_PROBLEM TO SOLVE_.
Please reproduce every line of the entries below without altering a single character.

_GIVEN RECORDS_.
------------------------------------------------

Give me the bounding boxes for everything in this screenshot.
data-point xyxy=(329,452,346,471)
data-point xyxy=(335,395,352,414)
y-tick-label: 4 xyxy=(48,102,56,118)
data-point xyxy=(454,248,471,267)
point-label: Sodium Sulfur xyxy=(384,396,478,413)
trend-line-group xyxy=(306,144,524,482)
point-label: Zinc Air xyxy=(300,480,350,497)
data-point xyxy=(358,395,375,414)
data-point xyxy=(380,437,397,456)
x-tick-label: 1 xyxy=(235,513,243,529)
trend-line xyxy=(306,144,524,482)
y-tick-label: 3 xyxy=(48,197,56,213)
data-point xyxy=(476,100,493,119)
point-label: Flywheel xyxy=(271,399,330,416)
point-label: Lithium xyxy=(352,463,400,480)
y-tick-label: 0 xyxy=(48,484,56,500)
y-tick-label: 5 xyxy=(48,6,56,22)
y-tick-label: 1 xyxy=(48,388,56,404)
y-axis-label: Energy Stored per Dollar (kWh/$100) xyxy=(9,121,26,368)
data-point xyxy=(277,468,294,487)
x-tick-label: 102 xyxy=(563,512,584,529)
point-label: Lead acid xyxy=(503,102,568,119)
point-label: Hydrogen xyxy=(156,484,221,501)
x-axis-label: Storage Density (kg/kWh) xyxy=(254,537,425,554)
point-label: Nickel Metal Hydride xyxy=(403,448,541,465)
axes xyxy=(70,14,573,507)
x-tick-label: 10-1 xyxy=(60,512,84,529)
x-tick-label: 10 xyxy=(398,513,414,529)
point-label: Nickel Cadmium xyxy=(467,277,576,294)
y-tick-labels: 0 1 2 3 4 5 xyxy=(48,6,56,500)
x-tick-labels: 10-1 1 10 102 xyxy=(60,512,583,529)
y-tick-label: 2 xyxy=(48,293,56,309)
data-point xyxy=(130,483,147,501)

------------------------------------------------

_THE RESULT_.
Give me the bounding boxes for everything in this screenshot.
data-point xyxy=(329,452,346,471)
data-point xyxy=(335,395,352,414)
y-tick-label: 4 xyxy=(48,102,56,118)
data-point xyxy=(454,248,471,267)
point-label: Sodium Sulfur xyxy=(384,396,478,413)
trend-line-group xyxy=(306,144,524,482)
point-label: Zinc Air xyxy=(300,480,350,497)
data-point xyxy=(358,395,375,414)
data-point xyxy=(380,437,397,456)
x-tick-label: 1 xyxy=(235,513,243,529)
trend-line xyxy=(306,144,524,482)
y-tick-label: 3 xyxy=(48,197,56,213)
data-point xyxy=(476,100,493,119)
point-label: Flywheel xyxy=(271,399,330,416)
point-label: Lithium xyxy=(352,463,400,480)
y-tick-label: 0 xyxy=(48,484,56,500)
y-tick-label: 5 xyxy=(48,6,56,22)
y-tick-label: 1 xyxy=(48,388,56,404)
y-axis-label: Energy Stored per Dollar (kWh/$100) xyxy=(9,121,26,368)
data-point xyxy=(277,468,294,487)
x-tick-label: 102 xyxy=(563,512,584,529)
point-label: Lead acid xyxy=(503,102,568,119)
point-label: Hydrogen xyxy=(156,484,221,501)
x-axis-label: Storage Density (kg/kWh) xyxy=(254,537,425,554)
point-label: Nickel Metal Hydride xyxy=(403,448,541,465)
axes xyxy=(70,14,573,507)
x-tick-label: 10-1 xyxy=(60,512,84,529)
x-tick-label: 10 xyxy=(398,513,414,529)
point-label: Nickel Cadmium xyxy=(467,277,576,294)
y-tick-labels: 0 1 2 3 4 5 xyxy=(48,6,56,500)
x-tick-labels: 10-1 1 10 102 xyxy=(60,512,583,529)
y-tick-label: 2 xyxy=(48,293,56,309)
data-point xyxy=(130,483,147,501)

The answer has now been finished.